**Problem description**
Drop the pictures, then extract the listing word for word.

**Material supplied**

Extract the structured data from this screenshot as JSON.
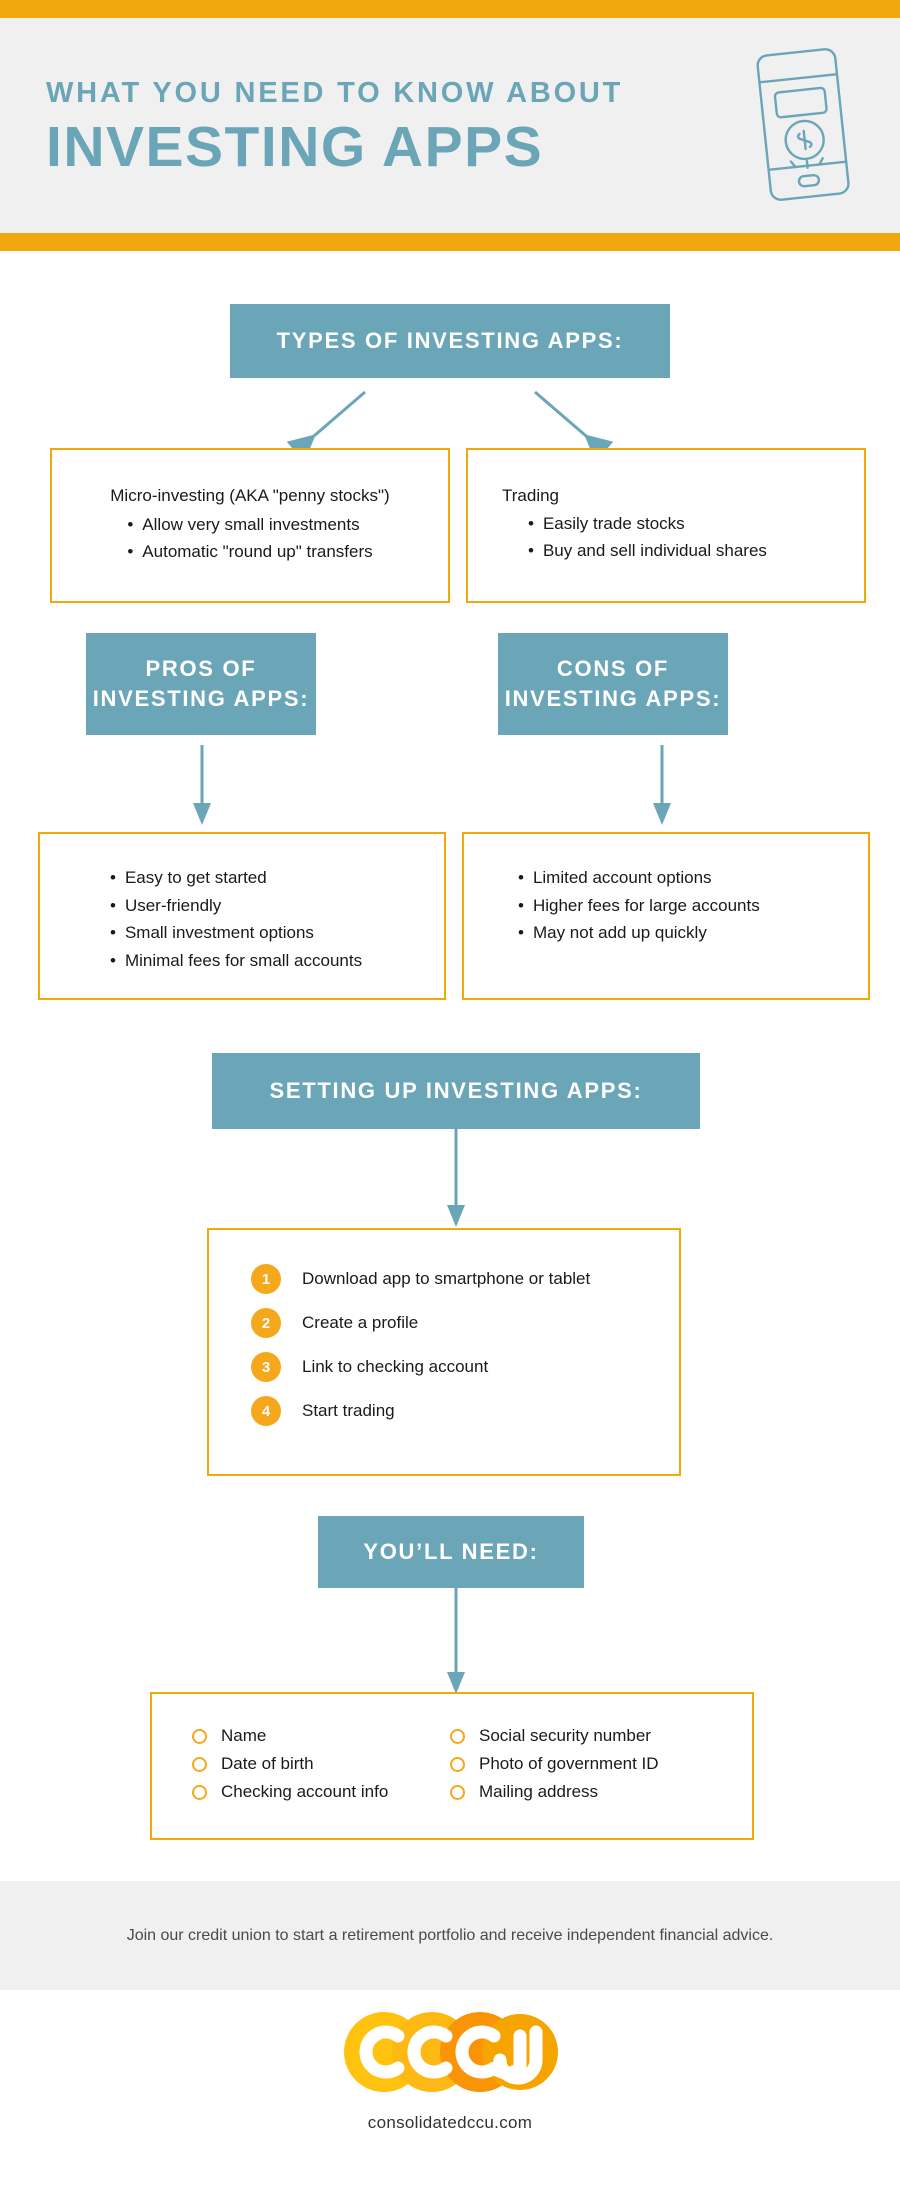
{
  "colors": {
    "orange": "#F0A80C",
    "teal": "#6BA5B8",
    "header_bg": "#F0F0F0",
    "logo_yellow": "#FFC20E",
    "logo_orange": "#F89406",
    "step_orange": "#F5A81C"
  },
  "header": {
    "kicker": "WHAT YOU NEED TO KNOW ABOUT",
    "title": "INVESTING APPS",
    "icon": "smartphone-dollar-icon"
  },
  "types": {
    "heading": "TYPES OF INVESTING APPS:",
    "left": {
      "lead": "Micro-investing (AKA \"penny stocks\")",
      "bullets": [
        "Allow very small investments",
        "Automatic \"round up\" transfers"
      ]
    },
    "right": {
      "lead": "Trading",
      "bullets": [
        "Easily trade stocks",
        "Buy and sell individual shares"
      ]
    }
  },
  "pros": {
    "heading_line1": "PROS OF",
    "heading_line2": "INVESTING APPS:",
    "bullets": [
      "Easy to get started",
      "User-friendly",
      "Small investment options",
      "Minimal fees for small accounts"
    ]
  },
  "cons": {
    "heading_line1": "CONS OF",
    "heading_line2": "INVESTING APPS:",
    "bullets": [
      "Limited account options",
      "Higher fees for large accounts",
      "May not add up quickly"
    ]
  },
  "setup": {
    "heading": "SETTING UP INVESTING APPS:",
    "steps": [
      {
        "number": "1",
        "label": "Download app to smartphone or tablet"
      },
      {
        "number": "2",
        "label": "Create a profile"
      },
      {
        "number": "3",
        "label": "Link to checking account"
      },
      {
        "number": "4",
        "label": "Start trading"
      }
    ]
  },
  "need": {
    "heading": "YOU’LL NEED:",
    "column_left": [
      "Name",
      "Date of birth",
      "Checking account info"
    ],
    "column_right": [
      "Social security number",
      "Photo of government ID",
      "Mailing address"
    ]
  },
  "footer": {
    "tagline": "Join our credit union to start a retirement portfolio and receive independent financial advice.",
    "logo_text": "CCCU",
    "url": "consolidatedccu.com"
  }
}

**Problem solution**
Extract the structured data from this screenshot as JSON.
{
  "colors": {
    "orange": "#F0A80C",
    "teal": "#6BA5B8",
    "header_bg": "#F0F0F0",
    "logo_yellow": "#FFC20E",
    "logo_orange": "#F89406",
    "step_orange": "#F5A81C"
  },
  "header": {
    "kicker": "WHAT YOU NEED TO KNOW ABOUT",
    "title": "INVESTING APPS",
    "icon": "smartphone-dollar-icon"
  },
  "types": {
    "heading": "TYPES OF INVESTING APPS:",
    "left": {
      "lead": "Micro-investing (AKA \"penny stocks\")",
      "bullets": [
        "Allow very small investments",
        "Automatic \"round up\" transfers"
      ]
    },
    "right": {
      "lead": "Trading",
      "bullets": [
        "Easily trade stocks",
        "Buy and sell individual shares"
      ]
    }
  },
  "pros": {
    "heading_line1": "PROS OF",
    "heading_line2": "INVESTING APPS:",
    "bullets": [
      "Easy to get started",
      "User-friendly",
      "Small investment options",
      "Minimal fees for small accounts"
    ]
  },
  "cons": {
    "heading_line1": "CONS OF",
    "heading_line2": "INVESTING APPS:",
    "bullets": [
      "Limited account options",
      "Higher fees for large accounts",
      "May not add up quickly"
    ]
  },
  "setup": {
    "heading": "SETTING UP INVESTING APPS:",
    "steps": [
      {
        "number": "1",
        "label": "Download app to smartphone or tablet"
      },
      {
        "number": "2",
        "label": "Create a profile"
      },
      {
        "number": "3",
        "label": "Link to checking account"
      },
      {
        "number": "4",
        "label": "Start trading"
      }
    ]
  },
  "need": {
    "heading": "YOU’LL NEED:",
    "column_left": [
      "Name",
      "Date of birth",
      "Checking account info"
    ],
    "column_right": [
      "Social security number",
      "Photo of government ID",
      "Mailing address"
    ]
  },
  "footer": {
    "tagline": "Join our credit union to start a retirement portfolio and receive independent financial advice.",
    "logo_text": "CCCU",
    "url": "consolidatedccu.com"
  }
}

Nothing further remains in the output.